:: Aim ::
Take each line containing "Śródmieście" and report it exactly as written.

>> start Material for the task

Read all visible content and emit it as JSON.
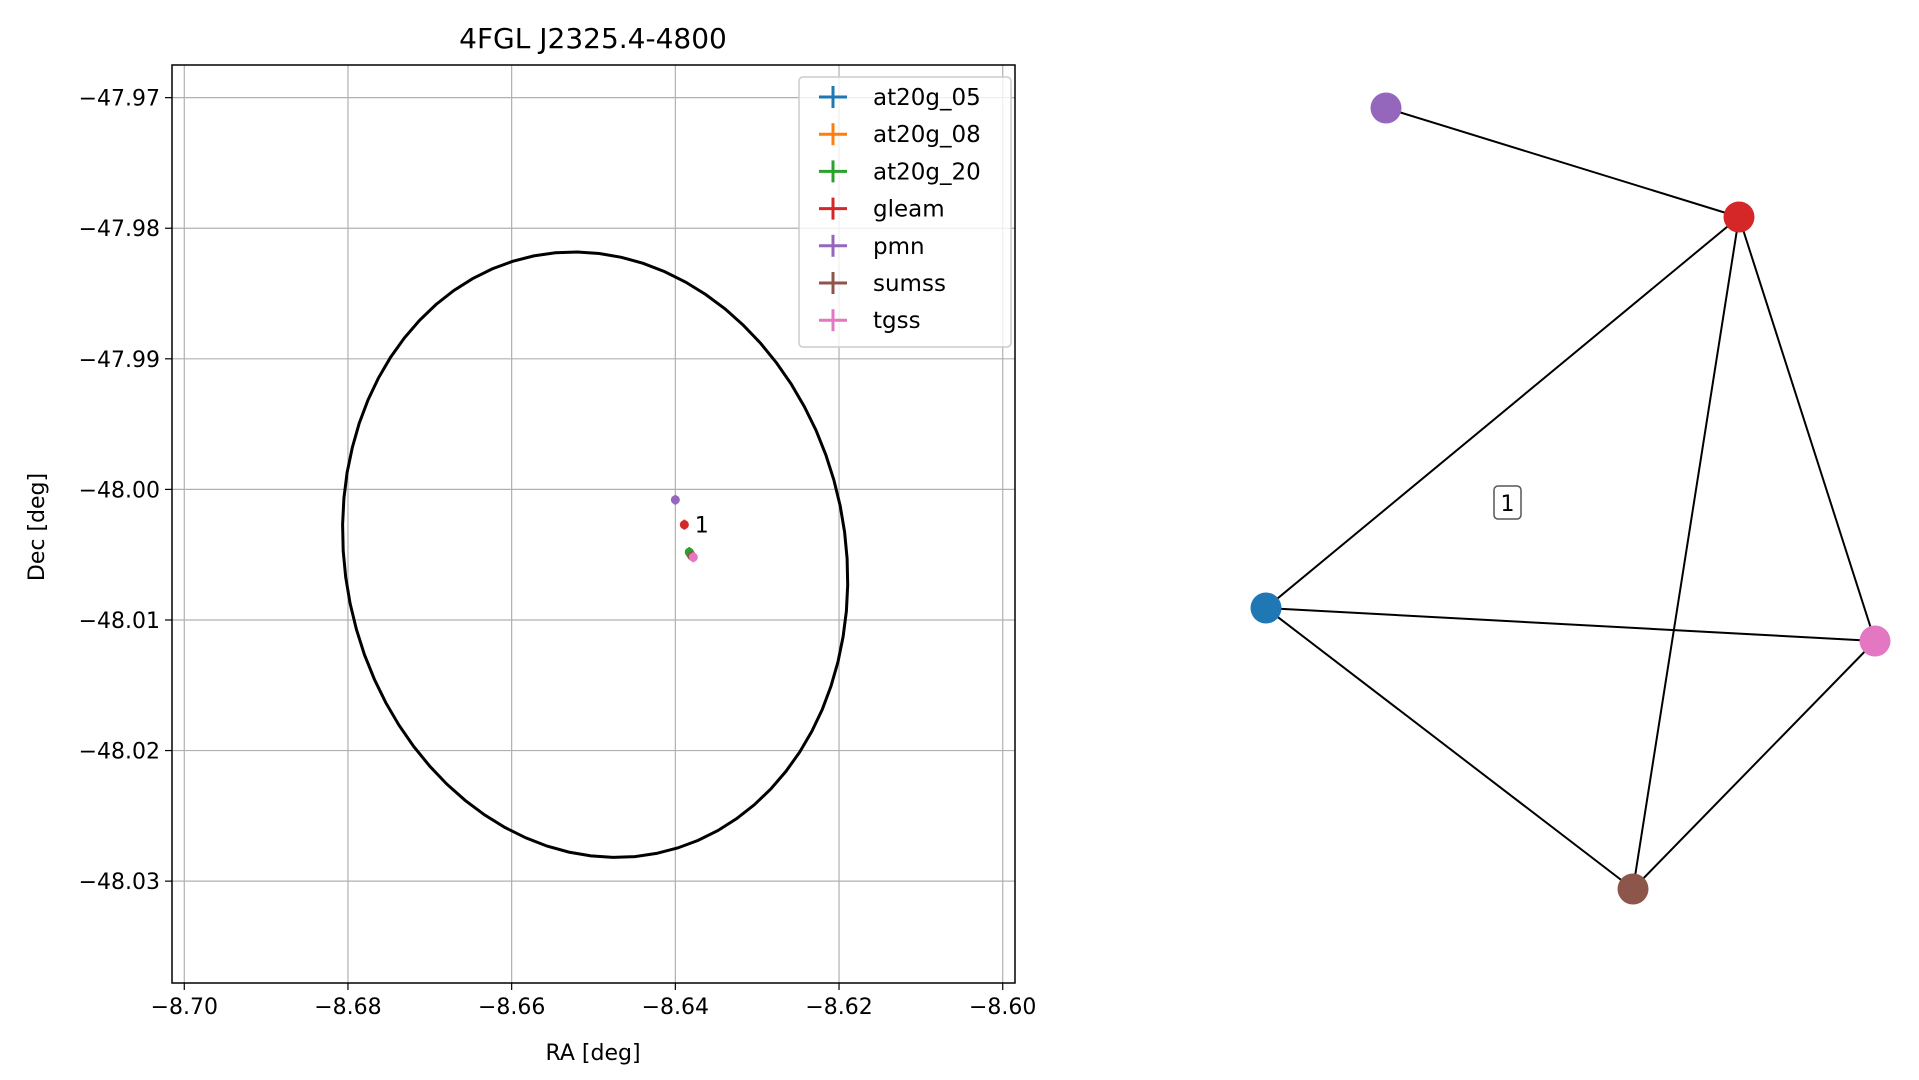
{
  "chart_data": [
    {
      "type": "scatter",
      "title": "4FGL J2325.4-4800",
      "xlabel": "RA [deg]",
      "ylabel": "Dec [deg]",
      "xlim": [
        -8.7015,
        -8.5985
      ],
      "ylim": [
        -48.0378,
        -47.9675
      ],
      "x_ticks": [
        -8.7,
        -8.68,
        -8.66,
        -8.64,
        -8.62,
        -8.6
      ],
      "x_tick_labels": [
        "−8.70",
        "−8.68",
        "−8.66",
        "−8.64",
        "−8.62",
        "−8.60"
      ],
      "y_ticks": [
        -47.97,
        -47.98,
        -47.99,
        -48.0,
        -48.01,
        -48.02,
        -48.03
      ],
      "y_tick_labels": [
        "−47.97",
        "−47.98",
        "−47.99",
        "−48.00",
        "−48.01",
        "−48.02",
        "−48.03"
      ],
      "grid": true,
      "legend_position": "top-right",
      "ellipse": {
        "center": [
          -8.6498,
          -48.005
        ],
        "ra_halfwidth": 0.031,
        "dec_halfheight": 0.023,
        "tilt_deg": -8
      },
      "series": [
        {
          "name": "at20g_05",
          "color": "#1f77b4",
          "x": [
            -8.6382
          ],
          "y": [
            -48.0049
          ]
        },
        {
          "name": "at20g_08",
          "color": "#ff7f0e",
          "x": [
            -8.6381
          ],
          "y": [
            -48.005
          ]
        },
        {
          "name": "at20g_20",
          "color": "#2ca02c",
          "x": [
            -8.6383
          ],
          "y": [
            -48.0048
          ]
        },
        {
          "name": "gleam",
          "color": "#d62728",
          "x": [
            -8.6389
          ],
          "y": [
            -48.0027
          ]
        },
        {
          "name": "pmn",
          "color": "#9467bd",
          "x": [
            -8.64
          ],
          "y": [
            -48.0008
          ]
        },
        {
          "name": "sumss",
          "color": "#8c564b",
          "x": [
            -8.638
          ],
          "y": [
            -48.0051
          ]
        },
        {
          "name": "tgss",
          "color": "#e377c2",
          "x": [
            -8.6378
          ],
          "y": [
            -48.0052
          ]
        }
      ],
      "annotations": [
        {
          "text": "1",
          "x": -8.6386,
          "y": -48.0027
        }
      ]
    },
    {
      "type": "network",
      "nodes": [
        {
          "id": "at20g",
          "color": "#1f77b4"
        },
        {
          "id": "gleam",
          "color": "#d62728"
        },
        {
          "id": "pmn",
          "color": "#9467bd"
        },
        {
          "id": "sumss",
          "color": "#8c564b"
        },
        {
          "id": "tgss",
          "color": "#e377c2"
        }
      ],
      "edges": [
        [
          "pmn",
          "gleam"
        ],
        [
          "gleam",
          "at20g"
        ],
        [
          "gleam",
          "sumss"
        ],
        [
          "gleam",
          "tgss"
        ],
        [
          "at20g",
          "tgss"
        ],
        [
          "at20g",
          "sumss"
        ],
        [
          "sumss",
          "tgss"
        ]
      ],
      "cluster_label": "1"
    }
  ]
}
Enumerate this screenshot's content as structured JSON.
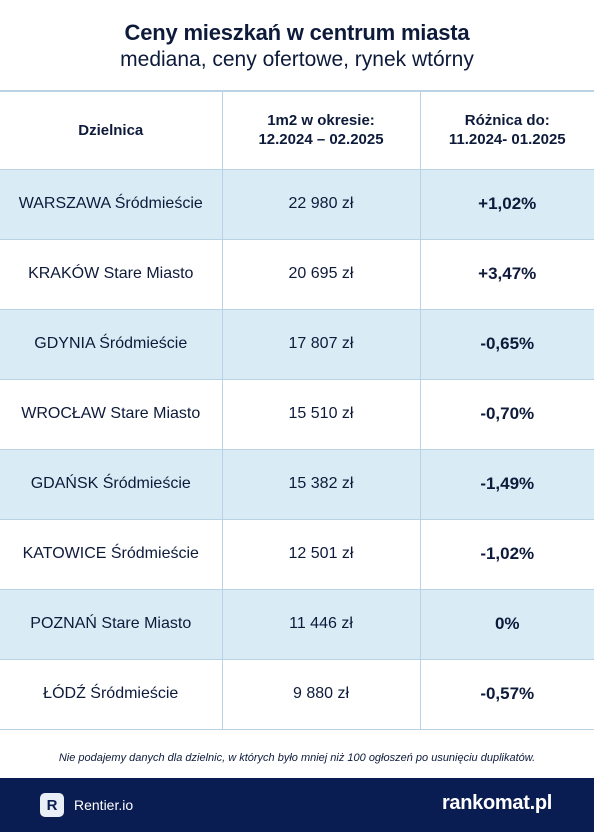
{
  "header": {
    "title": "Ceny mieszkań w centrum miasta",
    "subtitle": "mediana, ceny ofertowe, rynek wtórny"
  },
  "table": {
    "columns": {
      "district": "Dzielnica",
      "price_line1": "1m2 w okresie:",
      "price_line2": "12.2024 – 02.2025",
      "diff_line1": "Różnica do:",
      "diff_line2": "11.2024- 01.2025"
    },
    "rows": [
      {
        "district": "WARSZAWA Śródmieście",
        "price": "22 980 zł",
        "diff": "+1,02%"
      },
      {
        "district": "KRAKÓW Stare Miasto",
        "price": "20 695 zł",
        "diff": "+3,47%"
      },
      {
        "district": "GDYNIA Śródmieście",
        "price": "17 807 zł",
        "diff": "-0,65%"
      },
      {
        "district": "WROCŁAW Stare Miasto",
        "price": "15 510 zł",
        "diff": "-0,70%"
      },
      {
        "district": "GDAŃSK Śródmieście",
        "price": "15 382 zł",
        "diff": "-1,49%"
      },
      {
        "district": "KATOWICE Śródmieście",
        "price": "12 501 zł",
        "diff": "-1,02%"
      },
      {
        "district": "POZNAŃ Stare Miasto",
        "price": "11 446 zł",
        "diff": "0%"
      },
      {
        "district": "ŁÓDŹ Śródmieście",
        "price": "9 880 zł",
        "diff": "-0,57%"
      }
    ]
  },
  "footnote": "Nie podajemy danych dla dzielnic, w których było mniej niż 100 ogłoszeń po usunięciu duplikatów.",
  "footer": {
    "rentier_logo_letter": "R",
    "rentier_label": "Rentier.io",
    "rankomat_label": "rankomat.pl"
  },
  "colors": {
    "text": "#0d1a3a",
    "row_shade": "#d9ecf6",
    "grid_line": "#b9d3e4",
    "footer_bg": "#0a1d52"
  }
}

>> end Material for the task
>> start Material for the task

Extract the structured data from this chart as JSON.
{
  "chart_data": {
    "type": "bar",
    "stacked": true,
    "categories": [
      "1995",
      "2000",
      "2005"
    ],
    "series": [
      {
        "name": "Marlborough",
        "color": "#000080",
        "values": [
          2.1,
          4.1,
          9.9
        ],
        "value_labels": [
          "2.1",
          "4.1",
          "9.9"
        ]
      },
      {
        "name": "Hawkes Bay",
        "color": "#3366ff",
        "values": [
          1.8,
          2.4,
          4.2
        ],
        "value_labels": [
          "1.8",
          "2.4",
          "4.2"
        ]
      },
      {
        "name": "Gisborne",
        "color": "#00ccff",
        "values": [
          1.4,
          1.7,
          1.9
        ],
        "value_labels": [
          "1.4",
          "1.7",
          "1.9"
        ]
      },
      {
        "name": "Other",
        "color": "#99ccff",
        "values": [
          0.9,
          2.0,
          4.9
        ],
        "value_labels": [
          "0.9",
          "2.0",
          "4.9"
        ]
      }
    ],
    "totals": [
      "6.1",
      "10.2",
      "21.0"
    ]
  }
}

>> end Material for the task

:: Answer for the task ::
        "district": "WARSZAWA Śródmieście",
        "district": "GDYNIA Śródmieście",
        "district": "GDAŃSK Śródmieście",
        "district": "KATOWICE Śródmieście",
        "district": "ŁÓDŹ Śródmieście",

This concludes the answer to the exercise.